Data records
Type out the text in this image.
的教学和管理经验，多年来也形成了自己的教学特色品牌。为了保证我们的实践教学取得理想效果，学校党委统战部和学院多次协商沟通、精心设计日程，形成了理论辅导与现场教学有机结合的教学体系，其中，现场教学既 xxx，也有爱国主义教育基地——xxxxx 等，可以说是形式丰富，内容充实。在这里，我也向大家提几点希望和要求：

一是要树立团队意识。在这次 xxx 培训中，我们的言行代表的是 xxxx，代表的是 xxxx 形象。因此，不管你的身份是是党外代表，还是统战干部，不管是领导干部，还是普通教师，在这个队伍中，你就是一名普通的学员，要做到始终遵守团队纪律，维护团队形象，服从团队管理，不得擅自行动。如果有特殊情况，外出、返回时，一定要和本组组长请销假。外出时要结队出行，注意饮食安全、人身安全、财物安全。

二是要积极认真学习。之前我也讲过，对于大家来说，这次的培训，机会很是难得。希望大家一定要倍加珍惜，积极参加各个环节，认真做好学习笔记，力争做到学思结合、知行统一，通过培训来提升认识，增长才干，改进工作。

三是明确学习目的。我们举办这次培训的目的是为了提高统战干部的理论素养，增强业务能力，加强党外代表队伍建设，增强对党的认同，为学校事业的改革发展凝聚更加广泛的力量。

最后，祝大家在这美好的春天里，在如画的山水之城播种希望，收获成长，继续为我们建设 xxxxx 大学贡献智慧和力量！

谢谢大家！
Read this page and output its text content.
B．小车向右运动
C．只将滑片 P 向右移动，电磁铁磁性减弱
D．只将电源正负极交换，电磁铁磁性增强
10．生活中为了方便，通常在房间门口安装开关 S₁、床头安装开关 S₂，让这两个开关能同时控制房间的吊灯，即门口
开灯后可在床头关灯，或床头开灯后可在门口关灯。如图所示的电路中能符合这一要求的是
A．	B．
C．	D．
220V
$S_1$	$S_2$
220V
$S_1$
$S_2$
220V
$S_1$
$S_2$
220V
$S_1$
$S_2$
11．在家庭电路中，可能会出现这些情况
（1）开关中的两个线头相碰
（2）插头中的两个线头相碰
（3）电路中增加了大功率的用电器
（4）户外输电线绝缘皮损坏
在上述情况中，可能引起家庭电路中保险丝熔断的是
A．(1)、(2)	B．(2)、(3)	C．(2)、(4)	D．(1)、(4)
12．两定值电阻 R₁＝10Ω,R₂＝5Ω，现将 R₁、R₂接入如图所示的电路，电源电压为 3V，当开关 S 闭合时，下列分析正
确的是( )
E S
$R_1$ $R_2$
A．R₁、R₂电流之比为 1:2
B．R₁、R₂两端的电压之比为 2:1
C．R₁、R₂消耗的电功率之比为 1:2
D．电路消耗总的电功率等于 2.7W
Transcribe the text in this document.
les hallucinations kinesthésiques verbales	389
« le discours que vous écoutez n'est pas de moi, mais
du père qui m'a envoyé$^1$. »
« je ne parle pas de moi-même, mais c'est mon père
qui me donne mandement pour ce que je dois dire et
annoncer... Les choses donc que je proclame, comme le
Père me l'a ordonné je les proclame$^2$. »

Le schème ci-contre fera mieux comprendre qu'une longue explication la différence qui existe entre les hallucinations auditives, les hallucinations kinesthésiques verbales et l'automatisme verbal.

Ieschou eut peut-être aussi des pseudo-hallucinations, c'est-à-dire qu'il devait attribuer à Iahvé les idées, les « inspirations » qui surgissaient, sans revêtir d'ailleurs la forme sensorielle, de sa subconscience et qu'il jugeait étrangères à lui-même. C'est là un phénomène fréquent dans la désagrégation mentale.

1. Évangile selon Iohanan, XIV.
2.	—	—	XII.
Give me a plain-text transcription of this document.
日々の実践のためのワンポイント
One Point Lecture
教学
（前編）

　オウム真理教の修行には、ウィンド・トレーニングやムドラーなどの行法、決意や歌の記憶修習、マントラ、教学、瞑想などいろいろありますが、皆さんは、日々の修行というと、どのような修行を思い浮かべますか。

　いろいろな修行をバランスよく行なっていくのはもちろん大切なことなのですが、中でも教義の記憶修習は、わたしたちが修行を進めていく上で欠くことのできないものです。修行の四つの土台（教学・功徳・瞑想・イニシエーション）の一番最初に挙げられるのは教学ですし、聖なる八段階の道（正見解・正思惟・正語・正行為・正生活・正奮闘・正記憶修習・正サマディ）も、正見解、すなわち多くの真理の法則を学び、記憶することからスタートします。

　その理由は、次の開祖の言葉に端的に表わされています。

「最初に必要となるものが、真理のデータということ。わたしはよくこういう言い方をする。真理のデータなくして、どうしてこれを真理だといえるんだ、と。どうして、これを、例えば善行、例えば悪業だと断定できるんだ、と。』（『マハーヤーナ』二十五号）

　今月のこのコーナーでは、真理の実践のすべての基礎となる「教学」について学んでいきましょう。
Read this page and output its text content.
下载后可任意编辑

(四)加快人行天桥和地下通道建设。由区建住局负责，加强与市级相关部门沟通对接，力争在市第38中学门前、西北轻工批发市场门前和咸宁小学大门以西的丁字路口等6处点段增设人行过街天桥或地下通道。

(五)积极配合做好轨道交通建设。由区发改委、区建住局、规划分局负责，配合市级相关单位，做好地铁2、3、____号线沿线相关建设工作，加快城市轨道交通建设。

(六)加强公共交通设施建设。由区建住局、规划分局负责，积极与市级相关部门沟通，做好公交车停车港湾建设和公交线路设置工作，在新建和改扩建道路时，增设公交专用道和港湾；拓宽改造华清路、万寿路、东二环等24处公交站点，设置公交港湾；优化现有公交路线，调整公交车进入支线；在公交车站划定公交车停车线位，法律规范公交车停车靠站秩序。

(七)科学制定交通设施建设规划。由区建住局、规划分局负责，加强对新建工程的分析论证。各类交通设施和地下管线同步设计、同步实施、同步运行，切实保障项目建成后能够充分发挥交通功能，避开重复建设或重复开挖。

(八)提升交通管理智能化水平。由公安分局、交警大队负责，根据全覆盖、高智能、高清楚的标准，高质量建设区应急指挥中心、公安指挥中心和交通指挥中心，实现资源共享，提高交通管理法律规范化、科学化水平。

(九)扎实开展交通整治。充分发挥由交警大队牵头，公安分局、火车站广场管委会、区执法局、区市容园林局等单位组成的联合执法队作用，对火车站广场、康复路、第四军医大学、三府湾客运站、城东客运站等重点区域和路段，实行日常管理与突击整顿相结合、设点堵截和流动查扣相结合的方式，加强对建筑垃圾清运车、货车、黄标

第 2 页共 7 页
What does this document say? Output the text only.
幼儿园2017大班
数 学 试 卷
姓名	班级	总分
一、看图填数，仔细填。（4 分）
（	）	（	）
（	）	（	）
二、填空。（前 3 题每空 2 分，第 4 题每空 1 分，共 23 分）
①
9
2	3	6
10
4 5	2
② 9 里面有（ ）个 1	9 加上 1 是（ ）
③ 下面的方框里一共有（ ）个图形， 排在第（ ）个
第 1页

Objective
The listing above must be transcribed exactly, line by line.

Complete output
Type out the text in this image.
的教学和管理经验，多年来也形成了自己的教学特色品牌。为了保证我们的实践教学取得理想效果，学校党委统战部和学院多次协商沟通、精心设计日程，形成了理论辅导与现场教学有机结合的教学体系，其中，现场教学既 xxx，也有爱国主义教育基地——xxxxx 等，可以说是形式丰富，内容充实。在这里，我也向大家提几点希望和要求：

一是要树立团队意识。在这次 xxx 培训中，我们的言行代表的是 xxxx，代表的是 xxxx 形象。因此，不管你的身份是是党外代表，还是统战干部，不管是领导干部，还是普通教师，在这个队伍中，你就是一名普通的学员，要做到始终遵守团队纪律，维护团队形象，服从团队管理，不得擅自行动。如果有特殊情况，外出、返回时，一定要和本组组长请销假。外出时要结队出行，注意饮食安全、人身安全、财物安全。

二是要积极认真学习。之前我也讲过，对于大家来说，这次的培训，机会很是难得。希望大家一定要倍加珍惜，积极参加各个环节，认真做好学习笔记，力争做到学思结合、知行统一，通过培训来提升认识，增长才干，改进工作。

三是明确学习目的。我们举办这次培训的目的是为了提高统战干部的理论素养，增强业务能力，加强党外代表队伍建设，增强对党的认同，为学校事业的改革发展凝聚更加广泛的力量。

最后，祝大家在这美好的春天里，在如画的山水之城播种希望，收获成长，继续为我们建设 xxxxx 大学贡献智慧和力量！

谢谢大家！
Read this page and output its text content.
B．小车向右运动
C．只将滑片 P 向右移动，电磁铁磁性减弱
D．只将电源正负极交换，电磁铁磁性增强
10．生活中为了方便，通常在房间门口安装开关 S₁、床头安装开关 S₂，让这两个开关能同时控制房间的吊灯，即门口
开灯后可在床头关灯，或床头开灯后可在门口关灯。如图所示的电路中能符合这一要求的是
A．	B．
C．	D．
220V
$S_1$	$S_2$
220V
$S_1$
$S_2$
220V
$S_1$
$S_2$
220V
$S_1$
$S_2$
11．在家庭电路中，可能会出现这些情况
（1）开关中的两个线头相碰
（2）插头中的两个线头相碰
（3）电路中增加了大功率的用电器
（4）户外输电线绝缘皮损坏
在上述情况中，可能引起家庭电路中保险丝熔断的是
A．(1)、(2)	B．(2)、(3)	C．(2)、(4)	D．(1)、(4)
12．两定值电阻 R₁＝10Ω,R₂＝5Ω，现将 R₁、R₂接入如图所示的电路，电源电压为 3V，当开关 S 闭合时，下列分析正
确的是( )
E S
$R_1$ $R_2$
A．R₁、R₂电流之比为 1:2
B．R₁、R₂两端的电压之比为 2:1
C．R₁、R₂消耗的电功率之比为 1:2
D．电路消耗总的电功率等于 2.7W
Transcribe the text in this document.
les hallucinations kinesthésiques verbales	389
« le discours que vous écoutez n'est pas de moi, mais
du père qui m'a envoyé$^1$. »
« je ne parle pas de moi-même, mais c'est mon père
qui me donne mandement pour ce que je dois dire et
annoncer... Les choses donc que je proclame, comme le
Père me l'a ordonné je les proclame$^2$. »

Le schème ci-contre fera mieux comprendre qu'une longue explication la différence qui existe entre les hallucinations auditives, les hallucinations kinesthésiques verbales et l'automatisme verbal.

Ieschou eut peut-être aussi des pseudo-hallucinations, c'est-à-dire qu'il devait attribuer à Iahvé les idées, les « inspirations » qui surgissaient, sans revêtir d'ailleurs la forme sensorielle, de sa subconscience et qu'il jugeait étrangères à lui-même. C'est là un phénomène fréquent dans la désagrégation mentale.

1. Évangile selon Iohanan, XIV.
2.	—	—	XII.
Give me a plain-text transcription of this document.
日々の実践のためのワンポイント
One Point Lecture
教学
（前編）

　オウム真理教の修行には、ウィンド・トレーニングやムドラーなどの行法、決意や歌の記憶修習、マントラ、教学、瞑想などいろいろありますが、皆さんは、日々の修行というと、どのような修行を思い浮かべますか。

　いろいろな修行をバランスよく行なっていくのはもちろん大切なことなのですが、中でも教義の記憶修習は、わたしたちが修行を進めていく上で欠くことのできないものです。修行の四つの土台（教学・功徳・瞑想・イニシエーション）の一番最初に挙げられるのは教学ですし、聖なる八段階の道（正見解・正思惟・正語・正行為・正生活・正奮闘・正記憶修習・正サマディ）も、正見解、すなわち多くの真理の法則を学び、記憶することからスタートします。

　その理由は、次の開祖の言葉に端的に表わされています。

「最初に必要となるものが、真理のデータということ。わたしはよくこういう言い方をする。真理のデータなくして、どうしてこれを真理だといえるんだ、と。どうして、これを、例えば善行、例えば悪業だと断定できるんだ、と。』（『マハーヤーナ』二十五号）

　今月のこのコーナーでは、真理の実践のすべての基礎となる「教学」について学んでいきましょう。
Read this page and output its text content.
下载后可任意编辑

(四)加快人行天桥和地下通道建设。由区建住局负责，加强与市级相关部门沟通对接，力争在市第38中学门前、西北轻工批发市场门前和咸宁小学大门以西的丁字路口等6处点段增设人行过街天桥或地下通道。

(五)积极配合做好轨道交通建设。由区发改委、区建住局、规划分局负责，配合市级相关单位，做好地铁2、3、____号线沿线相关建设工作，加快城市轨道交通建设。

(六)加强公共交通设施建设。由区建住局、规划分局负责，积极与市级相关部门沟通，做好公交车停车港湾建设和公交线路设置工作，在新建和改扩建道路时，增设公交专用道和港湾；拓宽改造华清路、万寿路、东二环等24处公交站点，设置公交港湾；优化现有公交路线，调整公交车进入支线；在公交车站划定公交车停车线位，法律规范公交车停车靠站秩序。

(七)科学制定交通设施建设规划。由区建住局、规划分局负责，加强对新建工程的分析论证。各类交通设施和地下管线同步设计、同步实施、同步运行，切实保障项目建成后能够充分发挥交通功能，避开重复建设或重复开挖。

(八)提升交通管理智能化水平。由公安分局、交警大队负责，根据全覆盖、高智能、高清楚的标准，高质量建设区应急指挥中心、公安指挥中心和交通指挥中心，实现资源共享，提高交通管理法律规范化、科学化水平。

(九)扎实开展交通整治。充分发挥由交警大队牵头，公安分局、火车站广场管委会、区执法局、区市容园林局等单位组成的联合执法队作用，对火车站广场、康复路、第四军医大学、三府湾客运站、城东客运站等重点区域和路段，实行日常管理与突击整顿相结合、设点堵截和流动查扣相结合的方式，加强对建筑垃圾清运车、货车、黄标

第 2 页共 7 页
What does this document say? Output the text only.
幼儿园2017大班
数 学 试 卷
姓名	班级	总分
一、看图填数，仔细填。（4 分）
（	）	（	）
（	）	（	）
二、填空。（前 3 题每空 2 分，第 4 题每空 1 分，共 23 分）
①
9
2	3	6
10
4 5	2
② 9 里面有（ ）个 1	9 加上 1 是（ ）
③ 下面的方框里一共有（ ）个图形， 排在第（ ）个
第 1页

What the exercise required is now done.